[Task requirements] Without including any images, repeat the data exactly.

**** Extracted material ****

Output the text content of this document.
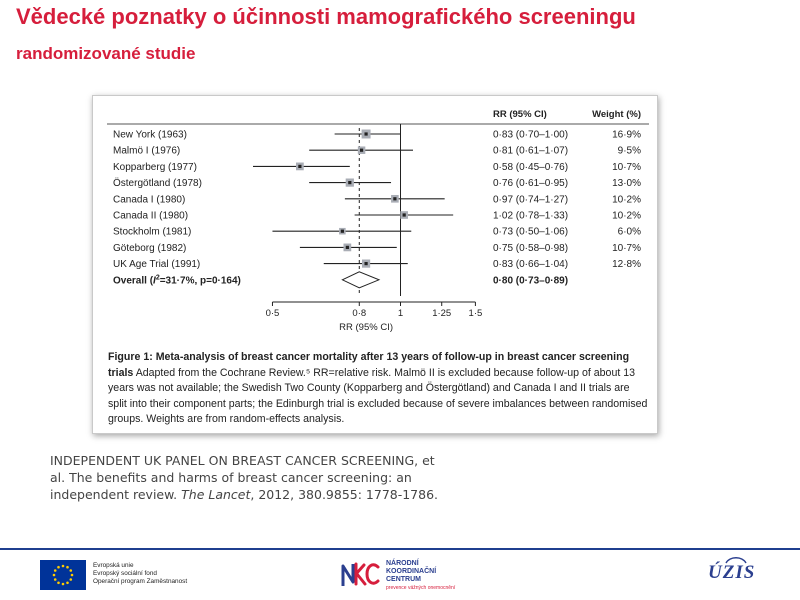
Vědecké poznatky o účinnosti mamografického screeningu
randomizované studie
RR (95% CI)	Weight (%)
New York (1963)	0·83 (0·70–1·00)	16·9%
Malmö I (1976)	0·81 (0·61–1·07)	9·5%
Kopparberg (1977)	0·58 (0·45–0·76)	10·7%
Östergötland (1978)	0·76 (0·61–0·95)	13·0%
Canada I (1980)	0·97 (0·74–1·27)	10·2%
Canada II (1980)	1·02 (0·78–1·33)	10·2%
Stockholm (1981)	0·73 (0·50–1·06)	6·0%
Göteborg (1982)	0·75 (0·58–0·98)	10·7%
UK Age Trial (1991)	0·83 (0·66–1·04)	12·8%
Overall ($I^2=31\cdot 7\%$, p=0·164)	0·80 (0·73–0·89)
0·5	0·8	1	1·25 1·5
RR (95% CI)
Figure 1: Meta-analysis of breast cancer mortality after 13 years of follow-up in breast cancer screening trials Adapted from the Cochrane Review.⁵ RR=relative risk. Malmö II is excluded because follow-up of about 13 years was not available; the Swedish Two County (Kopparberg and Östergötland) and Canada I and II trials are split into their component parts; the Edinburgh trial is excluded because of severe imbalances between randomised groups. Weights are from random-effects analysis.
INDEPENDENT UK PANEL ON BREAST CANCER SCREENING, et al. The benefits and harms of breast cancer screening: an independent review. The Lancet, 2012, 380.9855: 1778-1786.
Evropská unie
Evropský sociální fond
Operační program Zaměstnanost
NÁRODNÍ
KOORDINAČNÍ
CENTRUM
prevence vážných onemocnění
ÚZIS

****

[Solved problem]
Output the text content of this document.
Vědecké poznatky o účinnosti mamografického screeningu
randomizované studie
RR (95% CI)	Weight (%)
New York (1963)	0·83 (0·70–1·00)	16·9%
Malmö I (1976)	0·81 (0·61–1·07)	9·5%
Kopparberg (1977)	0·58 (0·45–0·76)	10·7%
Östergötland (1978)	0·76 (0·61–0·95)	13·0%
Canada I (1980)	0·97 (0·74–1·27)	10·2%
Canada II (1980)	1·02 (0·78–1·33)	10·2%
Stockholm (1981)	0·73 (0·50–1·06)	6·0%
Göteborg (1982)	0·75 (0·58–0·98)	10·7%
UK Age Trial (1991)	0·83 (0·66–1·04)	12·8%
Overall ($I^2=31\cdot 7\%$, p=0·164)	0·80 (0·73–0·89)
0·5	0·8	1	1·25 1·5
RR (95% CI)
Figure 1: Meta-analysis of breast cancer mortality after 13 years of follow-up in breast cancer screening trials Adapted from the Cochrane Review.⁵ RR=relative risk. Malmö II is excluded because follow-up of about 13 years was not available; the Swedish Two County (Kopparberg and Östergötland) and Canada I and II trials are split into their component parts; the Edinburgh trial is excluded because of severe imbalances between randomised groups. Weights are from random-effects analysis.
INDEPENDENT UK PANEL ON BREAST CANCER SCREENING, et al. The benefits and harms of breast cancer screening: an independent review. The Lancet, 2012, 380.9855: 1778-1786.
Evropská unie
Evropský sociální fond
Operační program Zaměstnanost
NÁRODNÍ
KOORDINAČNÍ
CENTRUM
prevence vážných onemocnění
ÚZIS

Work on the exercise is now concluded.